(WHAT THE TASK ASKS):
Present the following entries again, word for word and in full.

### EXTRACTED RECORDS ###

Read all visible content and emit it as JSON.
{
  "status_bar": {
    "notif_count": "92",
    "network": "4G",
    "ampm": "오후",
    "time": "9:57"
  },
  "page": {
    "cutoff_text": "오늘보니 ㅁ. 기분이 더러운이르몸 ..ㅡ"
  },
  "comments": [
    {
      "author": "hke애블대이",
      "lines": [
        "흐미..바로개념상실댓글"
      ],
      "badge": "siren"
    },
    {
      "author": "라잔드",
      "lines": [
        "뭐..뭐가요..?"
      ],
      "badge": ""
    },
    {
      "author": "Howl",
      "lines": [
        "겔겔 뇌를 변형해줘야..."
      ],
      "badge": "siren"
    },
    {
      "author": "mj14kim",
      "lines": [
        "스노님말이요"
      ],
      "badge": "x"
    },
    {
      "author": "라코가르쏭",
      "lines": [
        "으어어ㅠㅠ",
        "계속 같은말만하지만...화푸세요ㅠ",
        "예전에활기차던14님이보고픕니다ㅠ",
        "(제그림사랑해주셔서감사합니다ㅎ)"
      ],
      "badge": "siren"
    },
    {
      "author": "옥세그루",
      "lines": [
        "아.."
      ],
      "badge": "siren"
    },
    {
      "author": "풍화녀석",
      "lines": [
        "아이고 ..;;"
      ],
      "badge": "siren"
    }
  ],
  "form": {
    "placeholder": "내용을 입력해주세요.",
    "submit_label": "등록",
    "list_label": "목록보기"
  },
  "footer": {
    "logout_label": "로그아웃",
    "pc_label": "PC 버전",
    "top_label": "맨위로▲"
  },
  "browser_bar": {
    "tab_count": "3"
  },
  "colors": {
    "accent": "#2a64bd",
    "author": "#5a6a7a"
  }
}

###

(WRITTEN ANSWER):
Read all visible content and emit it as JSON.
{
  "status_bar": {
    "notif_count": "92",
    "network": "4G",
    "ampm": "오후",
    "time": "9:57"
  },
  "page": {
    "cutoff_text": "오늘보니 ㅁ. 기분이 더러운이르몸 ..ㅡ"
  },
  "comments": [
    {
      "author": "hke애블대이",
      "lines": [
        "흐미..바로개념상실댓글"
      ],
      "badge": "siren"
    },
    {
      "author": "라잔드",
      "lines": [
        "뭐..뭐가요..?"
      ],
      "badge": ""
    },
    {
      "author": "Howl",
      "lines": [
        "겔겔 뇌를 변형해줘야..."
      ],
      "badge": "siren"
    },
    {
      "author": "mj14kim",
      "lines": [
        "스노님말이요"
      ],
      "badge": "x"
    },
    {
      "author": "라코가르쏭",
      "lines": [
        "으어어ㅠㅠ",
        "계속 같은말만하지만...화푸세요ㅠ",
        "예전에활기차던14님이보고픕니다ㅠ",
        "(제그림사랑해주셔서감사합니다ㅎ)"
      ],
      "badge": "siren"
    },
    {
      "author": "옥세그루",
      "lines": [
        "아.."
      ],
      "badge": "siren"
    },
    {
      "author": "풍화녀석",
      "lines": [
        "아이고 ..;;"
      ],
      "badge": "siren"
    }
  ],
  "form": {
    "placeholder": "내용을 입력해주세요.",
    "submit_label": "등록",
    "list_label": "목록보기"
  },
  "footer": {
    "logout_label": "로그아웃",
    "pc_label": "PC 버전",
    "top_label": "맨위로▲"
  },
  "browser_bar": {
    "tab_count": "3"
  },
  "colors": {
    "accent": "#2a64bd",
    "author": "#5a6a7a"
  }
}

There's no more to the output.